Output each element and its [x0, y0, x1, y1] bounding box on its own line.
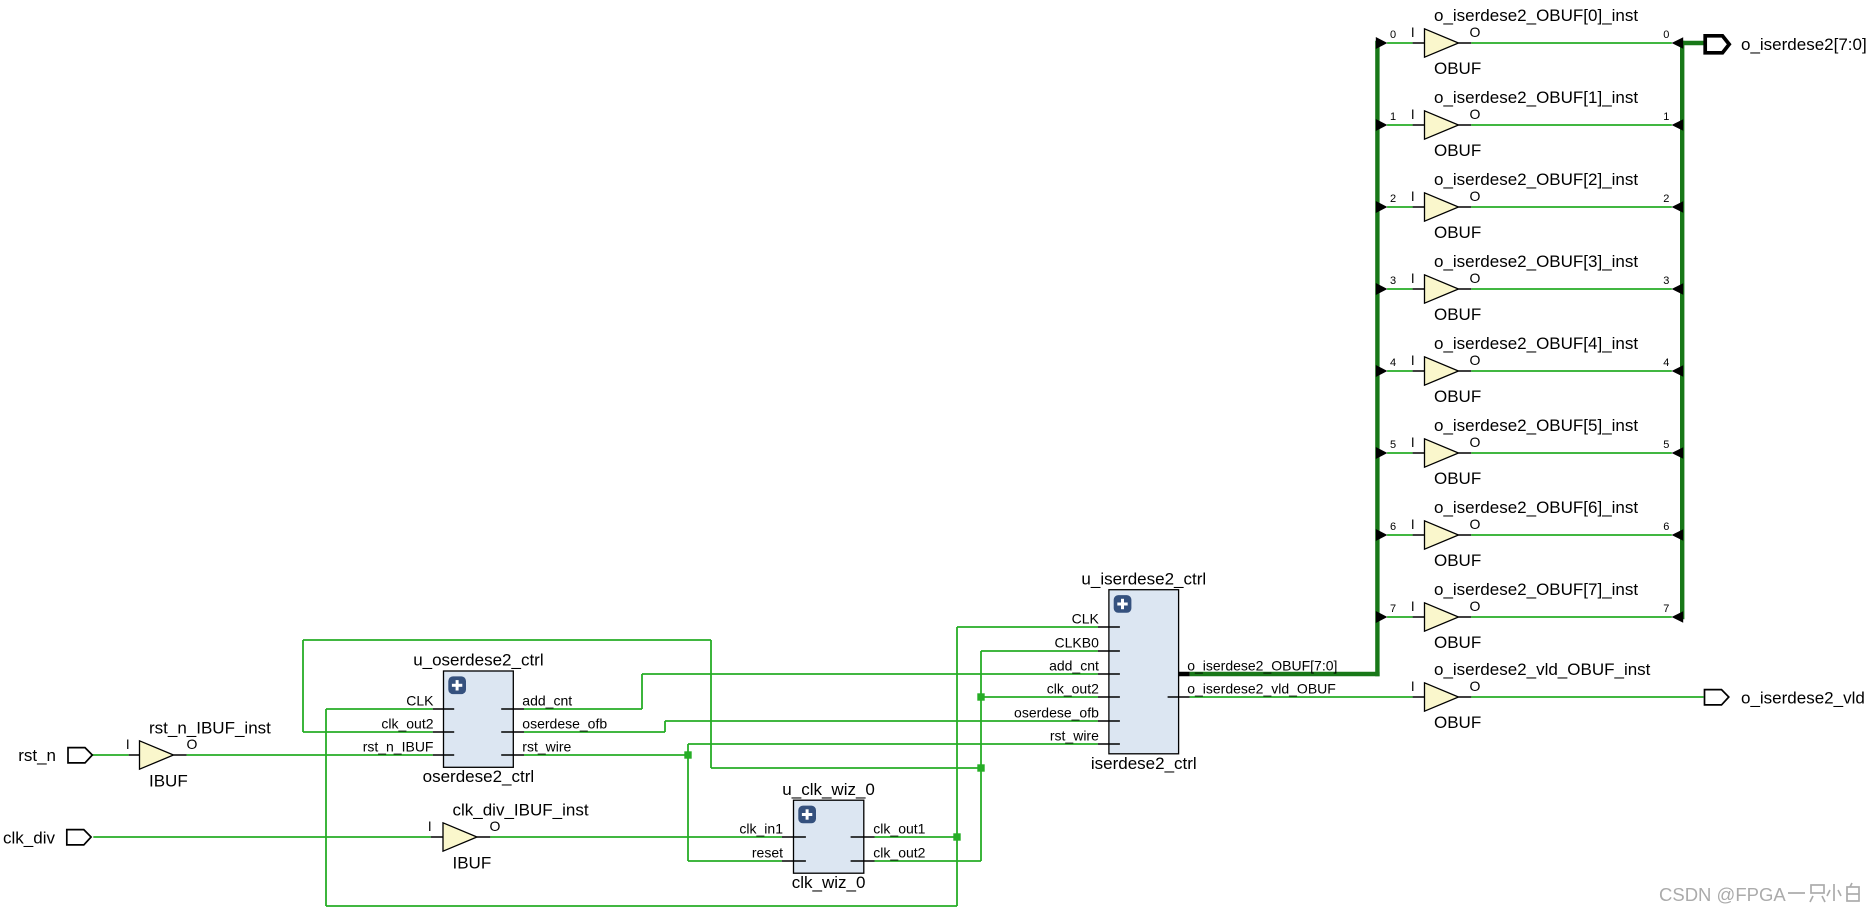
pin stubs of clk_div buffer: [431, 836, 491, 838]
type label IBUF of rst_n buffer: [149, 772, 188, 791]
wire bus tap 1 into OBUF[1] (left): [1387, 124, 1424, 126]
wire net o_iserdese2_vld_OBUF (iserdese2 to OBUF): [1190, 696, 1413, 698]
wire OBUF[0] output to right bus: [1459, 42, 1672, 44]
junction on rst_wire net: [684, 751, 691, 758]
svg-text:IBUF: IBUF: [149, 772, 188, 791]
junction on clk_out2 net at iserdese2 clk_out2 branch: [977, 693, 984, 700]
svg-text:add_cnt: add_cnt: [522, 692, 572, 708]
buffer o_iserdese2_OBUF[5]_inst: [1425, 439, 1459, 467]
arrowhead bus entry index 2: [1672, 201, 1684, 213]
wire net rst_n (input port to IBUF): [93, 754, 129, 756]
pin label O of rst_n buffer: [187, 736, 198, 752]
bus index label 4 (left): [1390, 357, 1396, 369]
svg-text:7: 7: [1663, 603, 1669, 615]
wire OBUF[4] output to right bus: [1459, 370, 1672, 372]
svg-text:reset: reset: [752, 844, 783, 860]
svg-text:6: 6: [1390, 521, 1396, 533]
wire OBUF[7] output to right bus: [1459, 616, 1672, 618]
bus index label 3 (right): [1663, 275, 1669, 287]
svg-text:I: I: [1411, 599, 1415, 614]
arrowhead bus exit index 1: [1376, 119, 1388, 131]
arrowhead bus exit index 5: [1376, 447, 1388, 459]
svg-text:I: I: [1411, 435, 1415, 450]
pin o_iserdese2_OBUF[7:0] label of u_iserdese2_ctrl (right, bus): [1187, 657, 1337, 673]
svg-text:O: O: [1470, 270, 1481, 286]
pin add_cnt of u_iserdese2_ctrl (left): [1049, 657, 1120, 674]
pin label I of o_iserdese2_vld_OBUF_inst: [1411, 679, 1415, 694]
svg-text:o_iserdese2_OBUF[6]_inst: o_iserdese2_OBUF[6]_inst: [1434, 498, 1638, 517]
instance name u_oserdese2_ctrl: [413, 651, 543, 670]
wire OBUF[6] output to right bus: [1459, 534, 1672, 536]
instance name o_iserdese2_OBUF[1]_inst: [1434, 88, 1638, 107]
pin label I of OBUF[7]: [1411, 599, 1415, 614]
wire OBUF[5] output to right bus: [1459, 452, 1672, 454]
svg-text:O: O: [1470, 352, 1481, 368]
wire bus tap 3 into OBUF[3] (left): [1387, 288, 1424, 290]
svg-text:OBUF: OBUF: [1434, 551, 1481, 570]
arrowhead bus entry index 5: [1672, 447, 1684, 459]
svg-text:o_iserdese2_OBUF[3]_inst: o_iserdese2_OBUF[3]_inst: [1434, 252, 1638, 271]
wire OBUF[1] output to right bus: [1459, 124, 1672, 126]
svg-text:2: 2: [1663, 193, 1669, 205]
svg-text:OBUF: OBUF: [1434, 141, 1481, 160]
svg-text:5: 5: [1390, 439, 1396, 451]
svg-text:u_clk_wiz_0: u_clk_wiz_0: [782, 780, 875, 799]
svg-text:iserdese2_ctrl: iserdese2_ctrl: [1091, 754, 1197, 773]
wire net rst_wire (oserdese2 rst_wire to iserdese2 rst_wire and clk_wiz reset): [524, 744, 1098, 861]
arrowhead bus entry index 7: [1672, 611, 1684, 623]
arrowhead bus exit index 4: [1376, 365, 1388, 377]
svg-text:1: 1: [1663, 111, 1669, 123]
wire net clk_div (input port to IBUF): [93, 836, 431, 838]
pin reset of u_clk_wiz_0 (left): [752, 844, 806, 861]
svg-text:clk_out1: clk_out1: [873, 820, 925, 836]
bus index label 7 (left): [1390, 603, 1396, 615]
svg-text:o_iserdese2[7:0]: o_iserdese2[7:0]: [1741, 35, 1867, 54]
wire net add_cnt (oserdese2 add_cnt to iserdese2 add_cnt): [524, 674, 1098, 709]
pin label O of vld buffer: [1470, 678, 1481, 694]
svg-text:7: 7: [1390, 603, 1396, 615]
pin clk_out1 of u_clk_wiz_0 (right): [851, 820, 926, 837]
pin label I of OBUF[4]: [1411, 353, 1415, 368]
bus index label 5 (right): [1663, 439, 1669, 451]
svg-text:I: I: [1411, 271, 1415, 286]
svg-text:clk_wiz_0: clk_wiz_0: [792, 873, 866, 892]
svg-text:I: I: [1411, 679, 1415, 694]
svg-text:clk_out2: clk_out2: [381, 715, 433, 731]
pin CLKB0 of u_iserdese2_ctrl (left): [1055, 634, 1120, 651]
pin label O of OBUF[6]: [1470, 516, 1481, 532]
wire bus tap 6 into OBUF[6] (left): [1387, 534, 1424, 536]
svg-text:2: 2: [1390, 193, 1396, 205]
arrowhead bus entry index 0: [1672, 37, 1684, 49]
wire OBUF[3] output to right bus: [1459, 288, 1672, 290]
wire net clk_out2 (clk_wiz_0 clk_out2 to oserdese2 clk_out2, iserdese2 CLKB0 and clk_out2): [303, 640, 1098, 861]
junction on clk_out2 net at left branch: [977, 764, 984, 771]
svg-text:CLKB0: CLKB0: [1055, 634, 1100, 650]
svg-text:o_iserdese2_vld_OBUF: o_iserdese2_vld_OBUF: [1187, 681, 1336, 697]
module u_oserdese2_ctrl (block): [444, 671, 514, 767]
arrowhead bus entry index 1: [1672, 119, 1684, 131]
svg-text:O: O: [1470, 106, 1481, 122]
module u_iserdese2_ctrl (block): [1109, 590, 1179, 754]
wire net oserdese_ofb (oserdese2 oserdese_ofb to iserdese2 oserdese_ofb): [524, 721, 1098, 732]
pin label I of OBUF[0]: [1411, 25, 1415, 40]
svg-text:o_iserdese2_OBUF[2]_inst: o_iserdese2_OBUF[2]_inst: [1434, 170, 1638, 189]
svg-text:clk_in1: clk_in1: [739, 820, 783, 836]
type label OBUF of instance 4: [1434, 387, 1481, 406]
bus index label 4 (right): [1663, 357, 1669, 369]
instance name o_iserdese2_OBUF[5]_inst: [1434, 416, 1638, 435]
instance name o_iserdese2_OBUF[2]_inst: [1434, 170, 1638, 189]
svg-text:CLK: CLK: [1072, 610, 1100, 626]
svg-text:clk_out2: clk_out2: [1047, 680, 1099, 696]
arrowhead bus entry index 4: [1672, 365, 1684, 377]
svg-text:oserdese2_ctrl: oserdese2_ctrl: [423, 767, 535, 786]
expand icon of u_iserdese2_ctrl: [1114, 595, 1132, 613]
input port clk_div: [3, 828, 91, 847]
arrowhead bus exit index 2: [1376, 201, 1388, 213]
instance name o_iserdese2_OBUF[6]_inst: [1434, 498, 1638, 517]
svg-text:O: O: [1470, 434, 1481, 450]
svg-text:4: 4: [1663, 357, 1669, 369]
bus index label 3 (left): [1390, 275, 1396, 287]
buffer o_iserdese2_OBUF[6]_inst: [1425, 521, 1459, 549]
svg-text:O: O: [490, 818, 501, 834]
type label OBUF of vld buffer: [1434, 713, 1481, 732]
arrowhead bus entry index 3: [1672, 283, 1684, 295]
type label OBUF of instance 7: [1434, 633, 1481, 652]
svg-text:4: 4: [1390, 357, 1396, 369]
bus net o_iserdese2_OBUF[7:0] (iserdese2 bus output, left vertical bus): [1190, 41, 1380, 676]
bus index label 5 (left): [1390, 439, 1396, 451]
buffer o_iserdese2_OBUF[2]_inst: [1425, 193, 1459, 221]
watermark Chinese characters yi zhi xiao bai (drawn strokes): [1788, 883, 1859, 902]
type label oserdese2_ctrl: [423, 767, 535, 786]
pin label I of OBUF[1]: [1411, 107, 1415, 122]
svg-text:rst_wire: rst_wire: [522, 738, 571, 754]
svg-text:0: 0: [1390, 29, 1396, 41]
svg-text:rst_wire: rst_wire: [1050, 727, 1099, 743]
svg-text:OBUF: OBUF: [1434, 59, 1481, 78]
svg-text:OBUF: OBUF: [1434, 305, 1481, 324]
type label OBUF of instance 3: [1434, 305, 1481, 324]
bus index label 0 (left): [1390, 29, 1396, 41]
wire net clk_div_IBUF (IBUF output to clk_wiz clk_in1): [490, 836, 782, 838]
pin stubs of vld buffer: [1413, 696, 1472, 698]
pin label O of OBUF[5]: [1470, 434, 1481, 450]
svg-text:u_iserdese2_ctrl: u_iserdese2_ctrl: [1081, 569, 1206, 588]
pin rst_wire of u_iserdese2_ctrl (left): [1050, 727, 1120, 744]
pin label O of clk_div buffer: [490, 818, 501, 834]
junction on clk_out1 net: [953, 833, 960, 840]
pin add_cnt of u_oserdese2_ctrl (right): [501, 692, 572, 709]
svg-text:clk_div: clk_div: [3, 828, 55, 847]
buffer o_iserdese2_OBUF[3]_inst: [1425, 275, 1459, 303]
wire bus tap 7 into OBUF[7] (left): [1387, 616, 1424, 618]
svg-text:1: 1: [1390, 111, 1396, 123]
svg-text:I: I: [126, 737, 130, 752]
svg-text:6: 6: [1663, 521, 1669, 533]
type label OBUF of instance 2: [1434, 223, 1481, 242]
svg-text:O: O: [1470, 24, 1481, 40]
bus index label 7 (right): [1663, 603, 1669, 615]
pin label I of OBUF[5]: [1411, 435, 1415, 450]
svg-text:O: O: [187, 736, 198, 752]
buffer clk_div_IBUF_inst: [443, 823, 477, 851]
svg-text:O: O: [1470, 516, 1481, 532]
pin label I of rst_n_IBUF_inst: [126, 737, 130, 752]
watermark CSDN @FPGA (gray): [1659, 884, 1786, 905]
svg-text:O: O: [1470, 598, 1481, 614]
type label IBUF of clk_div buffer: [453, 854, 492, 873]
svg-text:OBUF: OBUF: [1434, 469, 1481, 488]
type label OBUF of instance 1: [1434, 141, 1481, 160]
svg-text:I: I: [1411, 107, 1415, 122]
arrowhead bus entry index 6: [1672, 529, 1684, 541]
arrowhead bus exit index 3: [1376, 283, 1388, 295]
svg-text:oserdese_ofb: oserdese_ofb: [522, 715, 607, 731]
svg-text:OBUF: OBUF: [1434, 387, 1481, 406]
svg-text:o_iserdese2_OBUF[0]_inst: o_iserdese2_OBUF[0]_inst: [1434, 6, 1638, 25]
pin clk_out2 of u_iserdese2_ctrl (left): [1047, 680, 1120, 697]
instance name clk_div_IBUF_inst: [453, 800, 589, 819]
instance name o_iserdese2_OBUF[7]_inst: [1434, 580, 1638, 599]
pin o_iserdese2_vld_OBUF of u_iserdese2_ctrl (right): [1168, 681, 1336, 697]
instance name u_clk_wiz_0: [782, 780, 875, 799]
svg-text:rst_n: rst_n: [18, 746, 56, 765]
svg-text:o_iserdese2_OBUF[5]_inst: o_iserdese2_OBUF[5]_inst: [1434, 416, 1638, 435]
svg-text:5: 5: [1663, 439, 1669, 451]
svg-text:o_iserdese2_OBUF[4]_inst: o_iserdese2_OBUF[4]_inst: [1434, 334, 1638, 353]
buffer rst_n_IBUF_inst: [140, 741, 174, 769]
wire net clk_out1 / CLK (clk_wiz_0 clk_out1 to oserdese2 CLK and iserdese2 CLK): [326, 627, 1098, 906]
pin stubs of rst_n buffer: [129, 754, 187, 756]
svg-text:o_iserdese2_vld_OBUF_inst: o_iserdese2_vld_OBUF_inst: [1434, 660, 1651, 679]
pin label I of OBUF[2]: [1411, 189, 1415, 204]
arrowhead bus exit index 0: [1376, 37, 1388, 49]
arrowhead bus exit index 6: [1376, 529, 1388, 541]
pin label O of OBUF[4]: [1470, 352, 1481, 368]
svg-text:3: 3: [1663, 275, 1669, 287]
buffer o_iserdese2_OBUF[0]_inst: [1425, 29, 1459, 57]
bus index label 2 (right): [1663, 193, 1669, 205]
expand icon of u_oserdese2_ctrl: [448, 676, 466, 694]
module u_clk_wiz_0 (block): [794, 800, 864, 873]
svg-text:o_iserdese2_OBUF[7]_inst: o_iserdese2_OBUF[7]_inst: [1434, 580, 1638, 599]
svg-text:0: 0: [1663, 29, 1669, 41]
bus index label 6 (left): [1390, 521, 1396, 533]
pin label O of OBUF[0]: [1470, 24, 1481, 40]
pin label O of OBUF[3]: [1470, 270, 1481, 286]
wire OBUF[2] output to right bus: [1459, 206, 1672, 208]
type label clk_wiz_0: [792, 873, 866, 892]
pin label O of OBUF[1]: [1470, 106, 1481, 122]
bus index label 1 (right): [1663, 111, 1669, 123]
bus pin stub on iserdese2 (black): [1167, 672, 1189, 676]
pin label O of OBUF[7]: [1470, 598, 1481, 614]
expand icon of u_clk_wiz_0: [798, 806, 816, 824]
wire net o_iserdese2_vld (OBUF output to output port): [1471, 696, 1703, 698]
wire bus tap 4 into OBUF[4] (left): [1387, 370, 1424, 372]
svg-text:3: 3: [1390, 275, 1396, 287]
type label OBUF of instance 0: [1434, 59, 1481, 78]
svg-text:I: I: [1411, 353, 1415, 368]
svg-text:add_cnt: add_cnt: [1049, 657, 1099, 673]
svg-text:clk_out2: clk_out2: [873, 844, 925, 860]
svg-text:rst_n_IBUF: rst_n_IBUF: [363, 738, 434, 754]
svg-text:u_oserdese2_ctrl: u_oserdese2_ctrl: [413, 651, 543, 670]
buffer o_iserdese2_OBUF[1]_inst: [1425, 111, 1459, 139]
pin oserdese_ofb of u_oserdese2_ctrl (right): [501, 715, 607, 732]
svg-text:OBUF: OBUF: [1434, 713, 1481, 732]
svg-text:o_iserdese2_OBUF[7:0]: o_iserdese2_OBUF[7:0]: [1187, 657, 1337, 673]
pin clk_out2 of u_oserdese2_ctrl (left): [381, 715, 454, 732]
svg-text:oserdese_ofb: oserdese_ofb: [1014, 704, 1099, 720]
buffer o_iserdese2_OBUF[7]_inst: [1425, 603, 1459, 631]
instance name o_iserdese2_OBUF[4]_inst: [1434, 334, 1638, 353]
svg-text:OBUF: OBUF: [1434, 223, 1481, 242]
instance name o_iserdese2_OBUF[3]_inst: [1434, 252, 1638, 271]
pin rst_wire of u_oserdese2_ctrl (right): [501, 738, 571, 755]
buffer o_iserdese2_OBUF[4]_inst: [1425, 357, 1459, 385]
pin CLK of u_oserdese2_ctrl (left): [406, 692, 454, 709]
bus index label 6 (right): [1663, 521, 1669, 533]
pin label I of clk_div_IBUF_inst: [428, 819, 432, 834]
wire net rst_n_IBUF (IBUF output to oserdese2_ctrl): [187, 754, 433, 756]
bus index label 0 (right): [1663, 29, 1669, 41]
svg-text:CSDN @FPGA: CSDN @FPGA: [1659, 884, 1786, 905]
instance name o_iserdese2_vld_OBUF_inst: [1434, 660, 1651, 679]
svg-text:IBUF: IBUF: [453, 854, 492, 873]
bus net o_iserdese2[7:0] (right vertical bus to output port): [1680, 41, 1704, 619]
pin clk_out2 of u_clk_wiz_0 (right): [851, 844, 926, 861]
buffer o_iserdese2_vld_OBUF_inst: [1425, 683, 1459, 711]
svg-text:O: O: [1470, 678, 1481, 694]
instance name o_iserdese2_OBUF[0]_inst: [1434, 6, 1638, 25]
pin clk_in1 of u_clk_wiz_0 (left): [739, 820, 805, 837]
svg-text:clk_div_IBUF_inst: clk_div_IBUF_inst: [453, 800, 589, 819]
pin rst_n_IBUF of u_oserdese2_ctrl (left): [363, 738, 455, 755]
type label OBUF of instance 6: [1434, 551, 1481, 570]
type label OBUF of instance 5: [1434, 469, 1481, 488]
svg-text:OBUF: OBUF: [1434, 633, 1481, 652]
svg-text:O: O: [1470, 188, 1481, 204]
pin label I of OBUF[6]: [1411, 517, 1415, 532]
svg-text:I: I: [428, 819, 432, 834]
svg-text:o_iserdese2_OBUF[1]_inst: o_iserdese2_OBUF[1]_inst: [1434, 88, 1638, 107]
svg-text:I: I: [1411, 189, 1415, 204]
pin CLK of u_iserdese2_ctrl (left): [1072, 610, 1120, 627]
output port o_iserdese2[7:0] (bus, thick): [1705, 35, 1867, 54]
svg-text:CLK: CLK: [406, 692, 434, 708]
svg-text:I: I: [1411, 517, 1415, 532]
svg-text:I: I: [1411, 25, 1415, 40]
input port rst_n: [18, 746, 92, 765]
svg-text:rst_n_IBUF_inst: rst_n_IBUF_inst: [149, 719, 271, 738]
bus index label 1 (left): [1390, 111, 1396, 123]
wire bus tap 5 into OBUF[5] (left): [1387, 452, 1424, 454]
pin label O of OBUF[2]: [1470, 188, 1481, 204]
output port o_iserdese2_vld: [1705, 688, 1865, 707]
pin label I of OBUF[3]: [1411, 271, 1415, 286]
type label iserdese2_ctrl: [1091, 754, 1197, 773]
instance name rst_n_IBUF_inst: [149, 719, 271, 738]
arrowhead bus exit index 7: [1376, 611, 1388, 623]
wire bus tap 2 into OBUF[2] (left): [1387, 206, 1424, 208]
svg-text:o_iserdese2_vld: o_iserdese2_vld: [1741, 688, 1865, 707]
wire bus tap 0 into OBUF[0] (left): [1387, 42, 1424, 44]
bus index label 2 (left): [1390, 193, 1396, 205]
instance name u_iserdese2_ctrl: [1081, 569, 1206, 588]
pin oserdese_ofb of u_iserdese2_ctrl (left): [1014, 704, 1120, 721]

--------------------------------

■ Written instruction:
Copy out unchanged the lines beginning with the one that contains "pin stubs of clk_div" and continuing through the one that contains "bus index label 3 (right): [1663, 275, 1669, 287]", including both of those lines.

■ Task output:
pin stubs of clk_div buffer: [431, 836, 491, 838]
type label IBUF of rst_n buffer: [149, 772, 188, 791]
wire bus tap 1 into OBUF[1] (left): [1387, 124, 1424, 126]
wire net o_iserdese2_vld_OBUF (iserdese2 to OBUF): [1190, 696, 1413, 698]
wire OBUF[0] output to right bus: [1459, 42, 1672, 44]
junction on rst_wire net: [684, 751, 691, 758]
svg-text:IBUF: IBUF: [149, 772, 188, 791]
junction on clk_out2 net at iserdese2 clk_out2 branch: [977, 693, 984, 700]
svg-text:add_cnt: add_cnt: [522, 692, 572, 708]
buffer o_iserdese2_OBUF[5]_inst: [1425, 439, 1459, 467]
arrowhead bus entry index 2: [1672, 201, 1684, 213]
wire net rst_n (input port to IBUF): [93, 754, 129, 756]
pin label O of rst_n buffer: [187, 736, 198, 752]
bus index label 4 (left): [1390, 357, 1396, 369]
svg-text:7: 7: [1663, 603, 1669, 615]
wire OBUF[4] output to right bus: [1459, 370, 1672, 372]
svg-text:reset: reset: [752, 844, 783, 860]
svg-text:6: 6: [1390, 521, 1396, 533]
wire OBUF[7] output to right bus: [1459, 616, 1672, 618]
bus index label 3 (right): [1663, 275, 1669, 287]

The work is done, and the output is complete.